_BACAAN YANG DISEDIAKAN_:
>>>

Jabatan-jabatan penting di berbagai bidang hanya bisa dijabat kaum pria. Ini terjadi karena fatwa dari kaum ulama menolak pencampurbauran antara kaum lelaki dan wanita. ”Saya mendapat berita lewat telepon tentang penunjukan saya,” ungkapnya.

Sudah menduga

Dia sudah menduga akan ada perombakan kabinet dan kaum wanita akan menduduki posisi penting dalam kabinet berikutnya. Namun, dia tidak menduga akan ditunjuk menduduki posisi penting itu. Al-Faez berjanji akan melakukan perubahan dalam tata cara pendidikan terhadap kaum wanita, sesuai nilai-nilai dan prinsip Arab Saudi.

Menurut dia, itu adalah sebuah pesan pada dunia tentang apa yang kini telah dicapai kaum wanita di Arab Saudi. ”Pesan itu khususnya terhadap dunia Barat yang selalu mempertanyakan proses reformasi yang dijanjikan pimpinan Arab Saudi dan selalu mengkritik nasib kaum wanita di Arab Saudi,” kata Noura al-Faez.

Dia menegaskan, misi besar terpenting pada masa mendatang adalah ingin mengantarkan kaum wanita di Arab Saudi mencapai pendidikan dan pengetahuan lebih baik di segala bidang. Namun, ia mengakui, masa depan kaum wanita di Arab Saudi masih sulit digambarkan karena tradisi menyangkut kaum wanita di negara itu telah sangat mengakar.

”Peran saya saat ini adalah terus memperjuangkan hak-hak kaum wanita di negeri ini hingga mereka lebih terlibat dalam mengambil keputusan, terutama di bidang pendidikan,” ujarnya.

Aktivis wanita Arab Saudi, Hatun al-Fasi, menyatakan bahagia karena Al-Faez dipercaya menduduki posisi penting. Ia berharap akan ada wanita-wanita lain yang ditunjuk menduduki posisi strategis.

<<<

_BARIS TERSIMPAN_:
>>>

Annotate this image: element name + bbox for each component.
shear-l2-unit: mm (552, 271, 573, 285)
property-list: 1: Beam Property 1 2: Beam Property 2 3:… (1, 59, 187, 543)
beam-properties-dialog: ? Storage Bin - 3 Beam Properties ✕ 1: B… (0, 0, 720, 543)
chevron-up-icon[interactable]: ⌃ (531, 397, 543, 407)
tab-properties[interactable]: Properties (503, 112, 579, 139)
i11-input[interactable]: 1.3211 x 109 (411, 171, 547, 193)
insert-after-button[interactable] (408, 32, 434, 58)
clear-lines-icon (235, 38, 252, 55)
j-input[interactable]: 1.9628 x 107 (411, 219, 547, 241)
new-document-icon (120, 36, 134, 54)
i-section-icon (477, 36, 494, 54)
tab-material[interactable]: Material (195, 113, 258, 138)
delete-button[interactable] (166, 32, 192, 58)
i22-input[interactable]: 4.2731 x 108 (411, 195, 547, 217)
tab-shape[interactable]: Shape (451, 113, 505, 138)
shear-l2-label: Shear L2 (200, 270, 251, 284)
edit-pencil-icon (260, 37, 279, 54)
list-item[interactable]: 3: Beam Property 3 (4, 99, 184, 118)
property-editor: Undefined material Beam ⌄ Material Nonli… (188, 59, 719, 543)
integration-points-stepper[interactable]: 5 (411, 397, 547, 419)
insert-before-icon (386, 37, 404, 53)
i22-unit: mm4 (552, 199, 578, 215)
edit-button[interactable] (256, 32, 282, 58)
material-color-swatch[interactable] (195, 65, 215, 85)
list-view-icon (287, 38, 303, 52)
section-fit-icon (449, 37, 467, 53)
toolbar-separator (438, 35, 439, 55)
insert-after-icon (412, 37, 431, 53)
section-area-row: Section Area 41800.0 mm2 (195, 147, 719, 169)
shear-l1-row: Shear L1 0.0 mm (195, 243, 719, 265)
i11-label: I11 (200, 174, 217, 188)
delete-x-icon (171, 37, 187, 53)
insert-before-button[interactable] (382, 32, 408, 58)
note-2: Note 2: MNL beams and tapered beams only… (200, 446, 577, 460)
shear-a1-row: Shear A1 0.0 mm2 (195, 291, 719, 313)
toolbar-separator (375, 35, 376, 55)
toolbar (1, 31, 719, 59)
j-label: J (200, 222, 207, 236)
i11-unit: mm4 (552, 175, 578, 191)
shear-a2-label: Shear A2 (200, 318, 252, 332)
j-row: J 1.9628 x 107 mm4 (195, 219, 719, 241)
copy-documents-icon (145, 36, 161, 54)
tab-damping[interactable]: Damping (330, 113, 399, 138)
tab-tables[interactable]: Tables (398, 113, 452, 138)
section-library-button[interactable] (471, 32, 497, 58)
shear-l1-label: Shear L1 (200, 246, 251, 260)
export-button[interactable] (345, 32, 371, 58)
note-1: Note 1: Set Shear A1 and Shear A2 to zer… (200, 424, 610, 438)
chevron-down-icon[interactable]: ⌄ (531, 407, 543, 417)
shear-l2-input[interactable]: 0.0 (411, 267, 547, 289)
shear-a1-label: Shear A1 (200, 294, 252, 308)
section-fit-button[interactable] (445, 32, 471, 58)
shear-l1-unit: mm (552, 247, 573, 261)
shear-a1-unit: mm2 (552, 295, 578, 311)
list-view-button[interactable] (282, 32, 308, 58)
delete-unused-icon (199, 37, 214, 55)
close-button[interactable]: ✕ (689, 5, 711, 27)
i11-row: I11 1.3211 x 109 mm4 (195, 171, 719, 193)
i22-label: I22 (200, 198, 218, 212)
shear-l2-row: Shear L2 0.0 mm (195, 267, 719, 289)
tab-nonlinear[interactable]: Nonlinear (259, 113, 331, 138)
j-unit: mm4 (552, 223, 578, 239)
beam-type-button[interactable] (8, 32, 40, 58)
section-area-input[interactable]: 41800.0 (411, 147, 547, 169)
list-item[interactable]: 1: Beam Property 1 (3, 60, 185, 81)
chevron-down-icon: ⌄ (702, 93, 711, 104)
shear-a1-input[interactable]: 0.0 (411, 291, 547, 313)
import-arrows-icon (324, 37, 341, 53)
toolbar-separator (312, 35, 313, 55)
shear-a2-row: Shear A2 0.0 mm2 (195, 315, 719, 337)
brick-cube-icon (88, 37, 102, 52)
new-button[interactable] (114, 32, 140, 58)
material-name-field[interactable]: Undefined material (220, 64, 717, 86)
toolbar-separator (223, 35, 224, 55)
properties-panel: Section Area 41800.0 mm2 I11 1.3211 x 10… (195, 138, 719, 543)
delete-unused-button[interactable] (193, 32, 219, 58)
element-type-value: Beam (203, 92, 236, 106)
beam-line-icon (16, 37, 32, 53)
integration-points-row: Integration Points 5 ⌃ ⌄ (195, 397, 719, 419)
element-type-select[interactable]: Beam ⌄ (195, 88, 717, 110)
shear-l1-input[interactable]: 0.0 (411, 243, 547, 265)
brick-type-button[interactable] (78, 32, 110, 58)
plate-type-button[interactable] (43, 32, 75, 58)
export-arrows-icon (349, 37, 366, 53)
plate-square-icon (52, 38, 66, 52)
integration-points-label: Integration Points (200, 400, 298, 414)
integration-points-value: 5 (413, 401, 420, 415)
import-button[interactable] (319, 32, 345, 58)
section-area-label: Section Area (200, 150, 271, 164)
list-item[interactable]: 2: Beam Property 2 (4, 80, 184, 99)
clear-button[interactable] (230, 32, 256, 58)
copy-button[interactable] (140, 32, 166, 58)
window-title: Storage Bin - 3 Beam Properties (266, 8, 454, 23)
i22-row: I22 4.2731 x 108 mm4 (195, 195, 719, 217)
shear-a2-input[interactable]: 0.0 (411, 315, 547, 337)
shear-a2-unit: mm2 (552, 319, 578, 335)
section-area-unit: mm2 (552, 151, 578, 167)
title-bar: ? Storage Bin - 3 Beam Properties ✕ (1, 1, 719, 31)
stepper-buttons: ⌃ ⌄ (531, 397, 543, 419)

<<<

_TUGAS YANG DIBERIKAN 1_:
Jawab pertanyaan berikut berdasarkan bacaan tentang Noura al-Faez:
(a) Lewat apa Noura al-Faez mendapat berita tentang penunjukannya?
(b) Apa misi besar terpenting pada masa mendatang menurut Noura al-Faez?
(c) Apa harapan Hatun al-Fasi?
_TUGAS YANG DIBERIKAN 2_:
Tolong gandakan persis seluruh bagian bacaan tentang Noura al-Faez, mulai dari "Dia menegaskan, misi" terus ke bawah sampai "menduduki posisi strategis.".

_JAWABAN YANG DIHARAPKAN 1_:
(a) Lewat telepon.
(b) Mengantarkan kaum wanita di Arab Saudi mencapai pendidikan dan pengetahuan lebih baik di segala bidang.
(c) Akan ada wanita-wanita lain yang ditunjuk menduduki posisi strategis.

_JAWABAN YANG DIHARAPKAN 2_:
Dia menegaskan, misi besar terpenting pada masa mendatang adalah ingin mengantarkan kaum wanita di Arab Saudi mencapai pendidikan dan pengetahuan lebih baik di segala bidang. Namun, ia mengakui, masa depan kaum wanita di Arab Saudi masih sulit digambarkan karena tradisi menyangkut kaum wanita di negara itu telah sangat mengakar.

”Peran saya saat ini adalah terus memperjuangkan hak-hak kaum wanita di negeri ini hingga mereka lebih terlibat dalam mengambil keputusan, terutama di bidang pendidikan,” ujarnya.

Aktivis wanita Arab Saudi, Hatun al-Fasi, menyatakan bahagia karena Al-Faez dipercaya menduduki posisi penting. Ia berharap akan ada wanita-wanita lain yang ditunjuk menduduki posisi strategis.